TESTO FORNITO:
┌──
Il prevalere delle motivazioni politiche pose però un limite allo sviluppo, e la crisi petrolifera degli anni ’70 fece il resto. La politica cambiò obiettivo, da quello dello sviluppo a quello della miglior ripartizione del reddito. Va rilevato che in questo periodo le grandi imprese private non giocarono per buona parte un ruolo di avanguardia, ma vennero percepite come volte alla difesa delle loro posizioni monopolistiche. Principalmente di qui viene il fatto singolare che l’Italia ha distrutto la maggior parte delle grandi imprese private, un caso abbastanza raro. Esse erano molto impopolari, perché considerate troppo potenti, e prepotenti, e venivano forse percepite come poteri senza la necessaria motivazione. Inoltre, il declino delle capacità imprenditoriali delle famiglie faceva sì che i top manager venissero scelti o per via politica, o per via di “aggiunti” alla famiglia, che spesso non ne avevano le doti tradizionali. Infine, le grandi imprese persero il controllo della finanza privata, e finirono per cercare di appoggiarsi, in modo più o meno visibile, al capitale pubblico .
└──
DATI ESTRATTI:
┌──
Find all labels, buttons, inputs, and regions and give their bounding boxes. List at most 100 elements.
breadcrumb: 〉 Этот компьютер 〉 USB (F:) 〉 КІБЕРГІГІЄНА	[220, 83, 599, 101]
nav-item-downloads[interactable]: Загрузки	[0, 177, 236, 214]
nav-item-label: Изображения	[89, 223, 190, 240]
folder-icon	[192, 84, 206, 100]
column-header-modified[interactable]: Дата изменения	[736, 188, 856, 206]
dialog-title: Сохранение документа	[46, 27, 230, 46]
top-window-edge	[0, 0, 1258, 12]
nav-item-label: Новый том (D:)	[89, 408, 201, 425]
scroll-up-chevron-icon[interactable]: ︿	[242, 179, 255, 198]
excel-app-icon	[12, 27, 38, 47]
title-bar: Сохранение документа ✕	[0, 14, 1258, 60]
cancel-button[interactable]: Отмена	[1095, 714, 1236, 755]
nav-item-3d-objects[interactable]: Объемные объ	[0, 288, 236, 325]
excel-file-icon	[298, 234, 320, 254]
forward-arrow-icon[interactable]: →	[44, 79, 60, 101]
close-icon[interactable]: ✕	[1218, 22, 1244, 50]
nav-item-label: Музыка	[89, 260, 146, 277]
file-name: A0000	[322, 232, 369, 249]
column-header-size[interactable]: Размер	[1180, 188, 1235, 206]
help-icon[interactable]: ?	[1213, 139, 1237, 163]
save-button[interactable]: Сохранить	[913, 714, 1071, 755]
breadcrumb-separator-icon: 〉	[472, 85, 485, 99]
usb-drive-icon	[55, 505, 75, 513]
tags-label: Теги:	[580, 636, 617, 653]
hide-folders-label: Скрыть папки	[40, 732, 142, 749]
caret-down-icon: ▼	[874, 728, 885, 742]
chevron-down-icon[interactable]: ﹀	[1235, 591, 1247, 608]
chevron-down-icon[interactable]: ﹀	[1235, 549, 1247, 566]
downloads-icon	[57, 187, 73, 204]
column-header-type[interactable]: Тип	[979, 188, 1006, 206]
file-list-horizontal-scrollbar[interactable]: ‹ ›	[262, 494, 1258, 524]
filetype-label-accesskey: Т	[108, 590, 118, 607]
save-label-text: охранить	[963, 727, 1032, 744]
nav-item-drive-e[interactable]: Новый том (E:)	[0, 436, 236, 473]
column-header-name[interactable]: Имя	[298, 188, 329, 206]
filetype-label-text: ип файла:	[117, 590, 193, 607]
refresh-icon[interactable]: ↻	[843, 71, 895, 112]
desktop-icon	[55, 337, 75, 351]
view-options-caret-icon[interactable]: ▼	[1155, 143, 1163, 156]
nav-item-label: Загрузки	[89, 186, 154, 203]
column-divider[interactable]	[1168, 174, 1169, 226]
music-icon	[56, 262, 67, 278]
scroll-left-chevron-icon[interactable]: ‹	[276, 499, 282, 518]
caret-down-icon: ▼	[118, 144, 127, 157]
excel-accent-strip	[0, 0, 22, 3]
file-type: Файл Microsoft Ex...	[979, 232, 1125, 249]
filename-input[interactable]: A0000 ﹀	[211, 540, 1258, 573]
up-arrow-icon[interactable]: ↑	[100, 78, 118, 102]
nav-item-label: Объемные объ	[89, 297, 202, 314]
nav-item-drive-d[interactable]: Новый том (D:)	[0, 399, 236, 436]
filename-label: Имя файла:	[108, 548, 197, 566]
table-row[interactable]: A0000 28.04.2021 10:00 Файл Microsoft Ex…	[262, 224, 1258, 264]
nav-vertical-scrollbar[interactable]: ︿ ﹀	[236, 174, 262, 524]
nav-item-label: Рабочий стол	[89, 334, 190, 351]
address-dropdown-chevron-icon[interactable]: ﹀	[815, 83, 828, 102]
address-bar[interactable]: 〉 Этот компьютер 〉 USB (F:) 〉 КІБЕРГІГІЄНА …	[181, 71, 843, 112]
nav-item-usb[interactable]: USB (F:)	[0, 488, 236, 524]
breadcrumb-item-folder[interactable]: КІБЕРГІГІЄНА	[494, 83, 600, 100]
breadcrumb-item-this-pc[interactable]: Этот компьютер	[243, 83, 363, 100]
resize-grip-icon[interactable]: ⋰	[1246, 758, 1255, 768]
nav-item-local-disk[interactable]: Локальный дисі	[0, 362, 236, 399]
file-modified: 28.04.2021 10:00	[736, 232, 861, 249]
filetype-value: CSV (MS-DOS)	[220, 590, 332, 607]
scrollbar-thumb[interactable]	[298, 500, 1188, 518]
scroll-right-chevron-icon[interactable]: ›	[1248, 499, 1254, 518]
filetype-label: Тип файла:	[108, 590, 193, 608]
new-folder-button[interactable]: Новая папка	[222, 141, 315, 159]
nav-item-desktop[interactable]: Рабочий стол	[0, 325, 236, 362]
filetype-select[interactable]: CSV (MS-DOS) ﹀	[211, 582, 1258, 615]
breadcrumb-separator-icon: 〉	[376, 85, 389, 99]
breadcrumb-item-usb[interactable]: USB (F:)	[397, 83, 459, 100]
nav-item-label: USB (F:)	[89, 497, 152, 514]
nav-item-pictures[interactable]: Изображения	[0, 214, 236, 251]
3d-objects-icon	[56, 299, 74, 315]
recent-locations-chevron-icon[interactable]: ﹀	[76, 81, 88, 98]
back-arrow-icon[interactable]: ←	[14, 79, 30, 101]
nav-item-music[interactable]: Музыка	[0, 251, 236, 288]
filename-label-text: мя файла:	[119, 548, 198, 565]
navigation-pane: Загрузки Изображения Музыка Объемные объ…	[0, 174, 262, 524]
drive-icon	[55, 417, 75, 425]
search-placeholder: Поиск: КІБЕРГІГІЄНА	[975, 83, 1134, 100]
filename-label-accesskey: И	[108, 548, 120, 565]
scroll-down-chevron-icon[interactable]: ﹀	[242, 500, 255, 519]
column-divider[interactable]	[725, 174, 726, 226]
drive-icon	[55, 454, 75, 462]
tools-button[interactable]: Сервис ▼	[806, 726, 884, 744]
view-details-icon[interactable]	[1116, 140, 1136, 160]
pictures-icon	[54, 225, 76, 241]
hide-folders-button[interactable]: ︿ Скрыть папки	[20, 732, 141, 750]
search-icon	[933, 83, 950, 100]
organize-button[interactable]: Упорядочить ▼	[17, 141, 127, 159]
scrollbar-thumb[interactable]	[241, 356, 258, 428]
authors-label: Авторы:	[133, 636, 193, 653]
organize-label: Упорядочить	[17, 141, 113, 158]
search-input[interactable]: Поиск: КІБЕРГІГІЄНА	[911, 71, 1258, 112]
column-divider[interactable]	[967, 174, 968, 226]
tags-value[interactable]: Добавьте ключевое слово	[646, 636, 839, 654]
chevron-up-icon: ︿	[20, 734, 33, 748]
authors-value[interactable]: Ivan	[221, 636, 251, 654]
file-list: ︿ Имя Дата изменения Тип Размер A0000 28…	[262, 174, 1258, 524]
└──
CONSEGNA:
Traduci in inglese questa frase del testo sulle grandi imprese private italiane: "La politica cambiò obiettivo, da quello dello sviluppo a quello della miglior ripartizione del reddito." Questi dati vengono da una fonte diversa dal testo.

SOLUZIONE:
Politics changed its goal, from development to a better distribution of income.